WORK TO DO: In full and without deviation, write out the entries that follow.

Data entries:
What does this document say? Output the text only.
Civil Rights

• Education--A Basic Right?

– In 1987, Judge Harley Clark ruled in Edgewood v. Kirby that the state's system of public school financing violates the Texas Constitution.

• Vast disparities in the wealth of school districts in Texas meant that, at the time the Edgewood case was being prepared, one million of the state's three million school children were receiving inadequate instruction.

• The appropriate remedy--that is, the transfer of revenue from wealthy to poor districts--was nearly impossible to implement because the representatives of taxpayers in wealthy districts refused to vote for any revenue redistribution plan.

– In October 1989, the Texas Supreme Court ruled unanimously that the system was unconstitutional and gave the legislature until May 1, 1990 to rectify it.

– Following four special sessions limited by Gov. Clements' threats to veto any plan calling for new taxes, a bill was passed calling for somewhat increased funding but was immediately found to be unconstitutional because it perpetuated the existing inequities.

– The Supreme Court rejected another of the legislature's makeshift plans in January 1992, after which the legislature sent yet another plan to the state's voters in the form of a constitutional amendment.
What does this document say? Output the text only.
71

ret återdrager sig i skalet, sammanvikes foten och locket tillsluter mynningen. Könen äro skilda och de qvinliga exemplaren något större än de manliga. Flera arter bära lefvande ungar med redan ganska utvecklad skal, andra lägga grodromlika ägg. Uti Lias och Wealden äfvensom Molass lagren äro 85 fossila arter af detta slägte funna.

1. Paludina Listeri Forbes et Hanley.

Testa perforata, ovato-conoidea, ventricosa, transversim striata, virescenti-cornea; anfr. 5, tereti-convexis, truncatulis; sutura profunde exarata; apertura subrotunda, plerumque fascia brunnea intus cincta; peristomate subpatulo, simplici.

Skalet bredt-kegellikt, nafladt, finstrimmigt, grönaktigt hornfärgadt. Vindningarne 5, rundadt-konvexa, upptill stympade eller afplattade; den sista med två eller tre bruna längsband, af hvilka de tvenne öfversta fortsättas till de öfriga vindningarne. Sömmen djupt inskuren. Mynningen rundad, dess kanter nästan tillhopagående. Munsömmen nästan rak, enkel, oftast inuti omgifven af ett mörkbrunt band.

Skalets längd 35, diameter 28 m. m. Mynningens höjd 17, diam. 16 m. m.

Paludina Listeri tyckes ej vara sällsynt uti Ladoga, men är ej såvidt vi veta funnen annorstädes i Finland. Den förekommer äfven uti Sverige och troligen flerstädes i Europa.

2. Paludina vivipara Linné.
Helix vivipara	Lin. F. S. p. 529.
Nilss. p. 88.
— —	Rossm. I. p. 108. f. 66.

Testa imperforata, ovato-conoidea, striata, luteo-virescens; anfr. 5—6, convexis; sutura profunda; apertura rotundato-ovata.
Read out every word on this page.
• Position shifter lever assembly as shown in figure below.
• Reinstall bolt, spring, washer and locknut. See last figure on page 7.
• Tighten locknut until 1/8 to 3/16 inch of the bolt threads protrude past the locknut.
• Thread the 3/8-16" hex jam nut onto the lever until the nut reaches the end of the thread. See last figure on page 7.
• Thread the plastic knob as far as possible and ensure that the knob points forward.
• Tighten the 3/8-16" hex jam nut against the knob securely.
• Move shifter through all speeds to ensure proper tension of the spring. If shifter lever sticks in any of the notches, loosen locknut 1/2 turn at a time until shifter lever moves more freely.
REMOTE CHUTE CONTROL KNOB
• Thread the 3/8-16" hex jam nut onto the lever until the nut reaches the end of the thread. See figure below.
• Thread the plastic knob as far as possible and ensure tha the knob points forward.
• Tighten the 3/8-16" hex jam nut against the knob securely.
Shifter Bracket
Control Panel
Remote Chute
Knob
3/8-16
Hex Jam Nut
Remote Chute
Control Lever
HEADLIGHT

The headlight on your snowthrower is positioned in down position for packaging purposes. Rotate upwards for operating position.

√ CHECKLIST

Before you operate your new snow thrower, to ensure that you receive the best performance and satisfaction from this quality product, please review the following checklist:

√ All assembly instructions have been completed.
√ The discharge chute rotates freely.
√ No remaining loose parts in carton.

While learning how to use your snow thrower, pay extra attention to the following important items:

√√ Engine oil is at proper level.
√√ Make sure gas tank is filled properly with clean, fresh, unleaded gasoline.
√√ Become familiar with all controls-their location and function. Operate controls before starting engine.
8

EXERCISE RESULT:
What does this document say? Output the text only.
Civil Rights

• Education--A Basic Right?

– In 1987, Judge Harley Clark ruled in Edgewood v. Kirby that the state's system of public school financing violates the Texas Constitution.

• Vast disparities in the wealth of school districts in Texas meant that, at the time the Edgewood case was being prepared, one million of the state's three million school children were receiving inadequate instruction.

• The appropriate remedy--that is, the transfer of revenue from wealthy to poor districts--was nearly impossible to implement because the representatives of taxpayers in wealthy districts refused to vote for any revenue redistribution plan.

– In October 1989, the Texas Supreme Court ruled unanimously that the system was unconstitutional and gave the legislature until May 1, 1990 to rectify it.

– Following four special sessions limited by Gov. Clements' threats to veto any plan calling for new taxes, a bill was passed calling for somewhat increased funding but was immediately found to be unconstitutional because it perpetuated the existing inequities.

– The Supreme Court rejected another of the legislature's makeshift plans in January 1992, after which the legislature sent yet another plan to the state's voters in the form of a constitutional amendment.
What does this document say? Output the text only.
71

ret återdrager sig i skalet, sammanvikes foten och locket tillsluter mynningen. Könen äro skilda och de qvinliga exemplaren något större än de manliga. Flera arter bära lefvande ungar med redan ganska utvecklad skal, andra lägga grodromlika ägg. Uti Lias och Wealden äfvensom Molass lagren äro 85 fossila arter af detta slägte funna.

1. Paludina Listeri Forbes et Hanley.

Testa perforata, ovato-conoidea, ventricosa, transversim striata, virescenti-cornea; anfr. 5, tereti-convexis, truncatulis; sutura profunde exarata; apertura subrotunda, plerumque fascia brunnea intus cincta; peristomate subpatulo, simplici.

Skalet bredt-kegellikt, nafladt, finstrimmigt, grönaktigt hornfärgadt. Vindningarne 5, rundadt-konvexa, upptill stympade eller afplattade; den sista med två eller tre bruna längsband, af hvilka de tvenne öfversta fortsättas till de öfriga vindningarne. Sömmen djupt inskuren. Mynningen rundad, dess kanter nästan tillhopagående. Munsömmen nästan rak, enkel, oftast inuti omgifven af ett mörkbrunt band.

Skalets längd 35, diameter 28 m. m. Mynningens höjd 17, diam. 16 m. m.

Paludina Listeri tyckes ej vara sällsynt uti Ladoga, men är ej såvidt vi veta funnen annorstädes i Finland. Den förekommer äfven uti Sverige och troligen flerstädes i Europa.

2. Paludina vivipara Linné.
Helix vivipara	Lin. F. S. p. 529.
Nilss. p. 88.
— —	Rossm. I. p. 108. f. 66.

Testa imperforata, ovato-conoidea, striata, luteo-virescens; anfr. 5—6, convexis; sutura profunda; apertura rotundato-ovata.
Read out every word on this page.
• Position shifter lever assembly as shown in figure below.
• Reinstall bolt, spring, washer and locknut. See last figure on page 7.
• Tighten locknut until 1/8 to 3/16 inch of the bolt threads protrude past the locknut.
• Thread the 3/8-16" hex jam nut onto the lever until the nut reaches the end of the thread. See last figure on page 7.
• Thread the plastic knob as far as possible and ensure that the knob points forward.
• Tighten the 3/8-16" hex jam nut against the knob securely.
• Move shifter through all speeds to ensure proper tension of the spring. If shifter lever sticks in any of the notches, loosen locknut 1/2 turn at a time until shifter lever moves more freely.
REMOTE CHUTE CONTROL KNOB
• Thread the 3/8-16" hex jam nut onto the lever until the nut reaches the end of the thread. See figure below.
• Thread the plastic knob as far as possible and ensure tha the knob points forward.
• Tighten the 3/8-16" hex jam nut against the knob securely.
Shifter Bracket
Control Panel
Remote Chute
Knob
3/8-16
Hex Jam Nut
Remote Chute
Control Lever
HEADLIGHT

The headlight on your snowthrower is positioned in down position for packaging purposes. Rotate upwards for operating position.

√ CHECKLIST

Before you operate your new snow thrower, to ensure that you receive the best performance and satisfaction from this quality product, please review the following checklist:

√ All assembly instructions have been completed.
√ The discharge chute rotates freely.
√ No remaining loose parts in carton.

While learning how to use your snow thrower, pay extra attention to the following important items:

√√ Engine oil is at proper level.
√√ Make sure gas tank is filled properly with clean, fresh, unleaded gasoline.
√√ Become familiar with all controls-their location and function. Operate controls before starting engine.
8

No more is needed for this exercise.